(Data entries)
--------

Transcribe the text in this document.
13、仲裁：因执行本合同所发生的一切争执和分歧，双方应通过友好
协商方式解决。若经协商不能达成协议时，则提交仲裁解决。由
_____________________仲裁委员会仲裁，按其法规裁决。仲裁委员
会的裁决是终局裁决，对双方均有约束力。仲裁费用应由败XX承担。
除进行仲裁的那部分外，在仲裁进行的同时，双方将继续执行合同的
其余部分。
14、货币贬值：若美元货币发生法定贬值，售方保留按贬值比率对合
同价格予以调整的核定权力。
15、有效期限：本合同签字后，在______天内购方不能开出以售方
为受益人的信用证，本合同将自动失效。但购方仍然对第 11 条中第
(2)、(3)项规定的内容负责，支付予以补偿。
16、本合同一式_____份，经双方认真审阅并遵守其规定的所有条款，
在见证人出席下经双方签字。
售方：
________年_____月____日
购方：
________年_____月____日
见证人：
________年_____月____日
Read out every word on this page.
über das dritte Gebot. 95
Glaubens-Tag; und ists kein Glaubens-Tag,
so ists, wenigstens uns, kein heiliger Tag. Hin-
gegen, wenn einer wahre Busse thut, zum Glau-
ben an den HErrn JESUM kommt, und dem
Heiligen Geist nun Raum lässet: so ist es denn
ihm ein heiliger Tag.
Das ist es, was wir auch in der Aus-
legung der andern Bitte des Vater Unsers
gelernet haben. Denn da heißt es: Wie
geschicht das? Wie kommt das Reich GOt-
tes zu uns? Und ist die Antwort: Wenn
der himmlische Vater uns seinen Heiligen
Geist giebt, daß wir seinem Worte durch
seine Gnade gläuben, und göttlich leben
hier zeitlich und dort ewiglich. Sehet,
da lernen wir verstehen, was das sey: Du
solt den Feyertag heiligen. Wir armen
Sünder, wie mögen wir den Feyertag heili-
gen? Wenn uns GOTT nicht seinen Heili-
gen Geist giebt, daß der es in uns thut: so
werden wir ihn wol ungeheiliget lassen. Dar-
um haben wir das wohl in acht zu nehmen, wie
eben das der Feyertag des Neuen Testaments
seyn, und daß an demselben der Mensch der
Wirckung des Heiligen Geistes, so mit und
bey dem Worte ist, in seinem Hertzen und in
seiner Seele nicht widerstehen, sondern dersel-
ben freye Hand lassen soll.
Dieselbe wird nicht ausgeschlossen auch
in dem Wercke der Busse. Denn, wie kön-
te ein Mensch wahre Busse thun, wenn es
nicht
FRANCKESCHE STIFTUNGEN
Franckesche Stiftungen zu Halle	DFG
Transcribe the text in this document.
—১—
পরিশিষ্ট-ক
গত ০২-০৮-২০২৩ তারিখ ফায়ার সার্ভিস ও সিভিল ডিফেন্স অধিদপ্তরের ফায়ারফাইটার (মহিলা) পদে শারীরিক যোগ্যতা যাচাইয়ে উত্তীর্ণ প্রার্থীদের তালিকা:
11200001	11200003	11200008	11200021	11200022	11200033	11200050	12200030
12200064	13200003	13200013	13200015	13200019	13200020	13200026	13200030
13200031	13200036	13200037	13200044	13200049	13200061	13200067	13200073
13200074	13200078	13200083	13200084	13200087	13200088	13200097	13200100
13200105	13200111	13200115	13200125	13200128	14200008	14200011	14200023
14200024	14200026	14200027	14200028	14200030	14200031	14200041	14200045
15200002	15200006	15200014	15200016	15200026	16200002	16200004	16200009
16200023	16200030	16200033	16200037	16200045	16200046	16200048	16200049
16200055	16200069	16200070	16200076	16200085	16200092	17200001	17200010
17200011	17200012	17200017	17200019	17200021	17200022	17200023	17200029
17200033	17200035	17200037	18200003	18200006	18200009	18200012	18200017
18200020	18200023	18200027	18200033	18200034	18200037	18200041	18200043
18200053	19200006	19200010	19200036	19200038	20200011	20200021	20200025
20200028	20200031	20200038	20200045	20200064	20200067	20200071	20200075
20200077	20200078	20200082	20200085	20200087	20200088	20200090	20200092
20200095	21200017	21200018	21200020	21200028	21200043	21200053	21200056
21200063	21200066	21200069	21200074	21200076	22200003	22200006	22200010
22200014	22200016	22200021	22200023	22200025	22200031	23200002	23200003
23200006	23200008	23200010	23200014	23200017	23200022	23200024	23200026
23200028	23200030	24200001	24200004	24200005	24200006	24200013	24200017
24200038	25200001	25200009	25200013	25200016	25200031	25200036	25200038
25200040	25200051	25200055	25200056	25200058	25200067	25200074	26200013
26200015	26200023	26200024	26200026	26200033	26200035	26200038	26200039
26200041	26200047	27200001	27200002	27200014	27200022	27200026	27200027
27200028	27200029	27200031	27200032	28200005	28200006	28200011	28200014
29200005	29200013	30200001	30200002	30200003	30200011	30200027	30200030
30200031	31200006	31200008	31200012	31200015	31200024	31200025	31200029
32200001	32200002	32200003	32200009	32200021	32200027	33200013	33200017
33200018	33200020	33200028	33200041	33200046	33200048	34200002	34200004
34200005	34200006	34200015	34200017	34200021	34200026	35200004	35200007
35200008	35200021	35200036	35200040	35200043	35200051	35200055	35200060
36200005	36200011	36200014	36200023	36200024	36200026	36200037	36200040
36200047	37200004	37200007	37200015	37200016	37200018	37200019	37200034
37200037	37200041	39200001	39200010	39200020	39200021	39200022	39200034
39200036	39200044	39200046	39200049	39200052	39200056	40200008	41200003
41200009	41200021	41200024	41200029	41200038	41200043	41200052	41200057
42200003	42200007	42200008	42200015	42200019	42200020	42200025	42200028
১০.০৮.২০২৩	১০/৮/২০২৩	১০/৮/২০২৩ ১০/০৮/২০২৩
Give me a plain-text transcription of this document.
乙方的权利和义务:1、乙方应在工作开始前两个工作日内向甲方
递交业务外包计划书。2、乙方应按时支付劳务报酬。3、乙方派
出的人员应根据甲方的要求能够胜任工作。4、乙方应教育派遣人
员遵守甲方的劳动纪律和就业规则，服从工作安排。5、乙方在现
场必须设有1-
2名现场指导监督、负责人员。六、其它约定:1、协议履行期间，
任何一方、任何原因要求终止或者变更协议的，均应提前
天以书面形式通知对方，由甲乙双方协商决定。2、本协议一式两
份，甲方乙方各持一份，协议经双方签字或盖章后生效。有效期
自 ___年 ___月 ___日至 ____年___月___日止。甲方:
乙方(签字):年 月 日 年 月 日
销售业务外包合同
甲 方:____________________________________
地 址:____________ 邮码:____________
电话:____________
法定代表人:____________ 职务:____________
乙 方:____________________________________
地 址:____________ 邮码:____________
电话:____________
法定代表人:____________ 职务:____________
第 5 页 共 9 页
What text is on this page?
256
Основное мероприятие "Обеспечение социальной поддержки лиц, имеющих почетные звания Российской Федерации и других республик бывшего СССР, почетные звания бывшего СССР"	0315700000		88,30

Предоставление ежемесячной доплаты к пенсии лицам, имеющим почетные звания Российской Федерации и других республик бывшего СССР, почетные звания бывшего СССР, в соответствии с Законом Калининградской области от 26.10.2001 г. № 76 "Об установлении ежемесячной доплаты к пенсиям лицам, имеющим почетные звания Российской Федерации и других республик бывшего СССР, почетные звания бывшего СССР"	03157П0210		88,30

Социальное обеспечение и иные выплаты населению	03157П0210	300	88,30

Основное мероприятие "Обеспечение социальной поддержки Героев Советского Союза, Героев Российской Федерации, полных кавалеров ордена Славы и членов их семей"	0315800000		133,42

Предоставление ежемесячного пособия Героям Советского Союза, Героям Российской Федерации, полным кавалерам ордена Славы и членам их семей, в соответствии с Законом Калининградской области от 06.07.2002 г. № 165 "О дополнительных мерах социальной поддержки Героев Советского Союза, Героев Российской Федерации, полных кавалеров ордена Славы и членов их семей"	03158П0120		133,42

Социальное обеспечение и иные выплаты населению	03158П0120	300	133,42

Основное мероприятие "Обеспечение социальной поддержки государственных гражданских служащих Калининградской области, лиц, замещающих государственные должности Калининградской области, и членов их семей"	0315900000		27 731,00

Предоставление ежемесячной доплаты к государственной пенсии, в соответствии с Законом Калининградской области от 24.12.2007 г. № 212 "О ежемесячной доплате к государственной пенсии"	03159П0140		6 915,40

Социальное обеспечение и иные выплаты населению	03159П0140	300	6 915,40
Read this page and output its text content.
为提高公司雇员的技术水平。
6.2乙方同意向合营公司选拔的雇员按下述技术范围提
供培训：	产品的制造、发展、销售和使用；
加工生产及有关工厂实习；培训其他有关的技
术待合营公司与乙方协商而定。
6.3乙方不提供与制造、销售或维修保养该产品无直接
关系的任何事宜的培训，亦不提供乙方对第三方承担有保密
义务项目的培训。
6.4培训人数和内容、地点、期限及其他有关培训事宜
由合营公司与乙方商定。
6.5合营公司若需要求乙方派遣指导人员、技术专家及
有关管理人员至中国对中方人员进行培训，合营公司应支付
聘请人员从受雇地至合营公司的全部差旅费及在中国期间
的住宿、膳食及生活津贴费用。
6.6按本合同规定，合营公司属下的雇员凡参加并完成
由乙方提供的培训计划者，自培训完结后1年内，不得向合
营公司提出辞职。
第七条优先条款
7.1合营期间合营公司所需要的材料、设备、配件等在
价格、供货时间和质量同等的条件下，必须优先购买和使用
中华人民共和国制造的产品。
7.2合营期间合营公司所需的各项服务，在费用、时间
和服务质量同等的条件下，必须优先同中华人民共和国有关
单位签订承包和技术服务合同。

--------

**Brief**
Whichever lines contain the string "Busse", select and copy them.

**Task response**
gegen, wenn einer wahre Busse thut, zum Glau-
in dem Wercke der Busse. Denn, wie kön-
te ein Mensch wahre Busse thun, wenn es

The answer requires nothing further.